• _DATA PROVIDED_
━━━

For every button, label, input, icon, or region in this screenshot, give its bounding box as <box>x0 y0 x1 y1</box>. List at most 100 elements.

━━━

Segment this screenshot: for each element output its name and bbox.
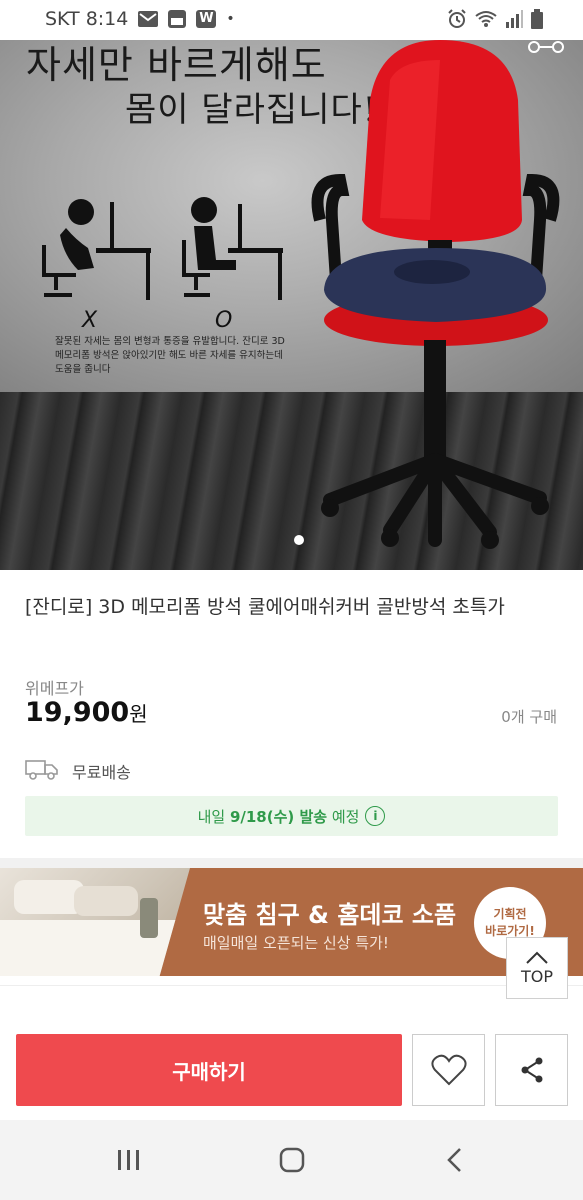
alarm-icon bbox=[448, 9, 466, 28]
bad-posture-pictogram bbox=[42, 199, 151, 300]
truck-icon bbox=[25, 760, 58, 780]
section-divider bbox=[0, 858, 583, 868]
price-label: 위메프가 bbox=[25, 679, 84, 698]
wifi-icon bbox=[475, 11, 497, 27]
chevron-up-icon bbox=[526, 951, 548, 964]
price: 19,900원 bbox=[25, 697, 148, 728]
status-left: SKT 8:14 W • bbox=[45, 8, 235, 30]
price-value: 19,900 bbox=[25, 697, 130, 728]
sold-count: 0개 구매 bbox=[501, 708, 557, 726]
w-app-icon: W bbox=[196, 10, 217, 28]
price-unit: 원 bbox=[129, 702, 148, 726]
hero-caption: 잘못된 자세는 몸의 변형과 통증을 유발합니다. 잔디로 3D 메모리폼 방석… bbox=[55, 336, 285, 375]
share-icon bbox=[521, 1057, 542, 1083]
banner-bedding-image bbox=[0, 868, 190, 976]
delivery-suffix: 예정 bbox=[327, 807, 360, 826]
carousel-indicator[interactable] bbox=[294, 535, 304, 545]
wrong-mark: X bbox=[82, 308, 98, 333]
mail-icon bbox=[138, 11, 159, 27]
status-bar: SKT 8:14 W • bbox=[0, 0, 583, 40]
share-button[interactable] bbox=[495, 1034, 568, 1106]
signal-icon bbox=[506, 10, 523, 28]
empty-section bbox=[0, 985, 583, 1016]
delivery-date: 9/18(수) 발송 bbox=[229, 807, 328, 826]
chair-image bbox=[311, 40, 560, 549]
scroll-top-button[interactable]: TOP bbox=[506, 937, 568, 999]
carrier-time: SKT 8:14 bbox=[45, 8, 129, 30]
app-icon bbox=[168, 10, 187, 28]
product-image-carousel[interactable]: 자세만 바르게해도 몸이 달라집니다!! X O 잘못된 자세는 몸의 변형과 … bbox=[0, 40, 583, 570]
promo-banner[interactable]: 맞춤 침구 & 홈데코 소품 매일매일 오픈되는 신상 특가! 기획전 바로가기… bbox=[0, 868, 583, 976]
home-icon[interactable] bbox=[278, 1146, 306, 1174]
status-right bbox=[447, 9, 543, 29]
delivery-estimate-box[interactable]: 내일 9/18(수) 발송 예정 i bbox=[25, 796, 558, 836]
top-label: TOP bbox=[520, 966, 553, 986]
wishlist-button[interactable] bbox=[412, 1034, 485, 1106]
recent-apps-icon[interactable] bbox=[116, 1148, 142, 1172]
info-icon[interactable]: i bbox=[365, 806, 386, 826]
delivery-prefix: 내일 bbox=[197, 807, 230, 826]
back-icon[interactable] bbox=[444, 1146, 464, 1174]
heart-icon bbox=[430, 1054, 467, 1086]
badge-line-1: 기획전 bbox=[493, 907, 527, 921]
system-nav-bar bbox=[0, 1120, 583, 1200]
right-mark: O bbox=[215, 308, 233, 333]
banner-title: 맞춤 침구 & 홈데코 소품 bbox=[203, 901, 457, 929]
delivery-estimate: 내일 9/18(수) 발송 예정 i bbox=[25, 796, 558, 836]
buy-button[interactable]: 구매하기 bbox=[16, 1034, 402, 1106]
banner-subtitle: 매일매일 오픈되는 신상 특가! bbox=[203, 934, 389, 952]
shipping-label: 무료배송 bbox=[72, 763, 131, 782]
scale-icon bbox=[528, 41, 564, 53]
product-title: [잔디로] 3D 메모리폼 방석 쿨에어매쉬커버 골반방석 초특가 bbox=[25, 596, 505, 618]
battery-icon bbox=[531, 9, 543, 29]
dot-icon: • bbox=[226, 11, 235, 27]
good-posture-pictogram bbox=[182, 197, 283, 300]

━━━

• _WHAT NEEDS TO BE DONE_
Copy the data from the line with "Segment this screenshot: for" to the line with "price-label: 위메프가 bbox=[25, 679, 84, 698]", swapping "section-divider" for "section-separator" and leaving everything else as it is. Don't include the pictures.

• _TASK RESULT_
Segment this screenshot: for each element output its name and bbox.
alarm-icon bbox=[448, 9, 466, 28]
bad-posture-pictogram bbox=[42, 199, 151, 300]
truck-icon bbox=[25, 760, 58, 780]
section-separator bbox=[0, 858, 583, 868]
price-label: 위메프가 bbox=[25, 679, 84, 698]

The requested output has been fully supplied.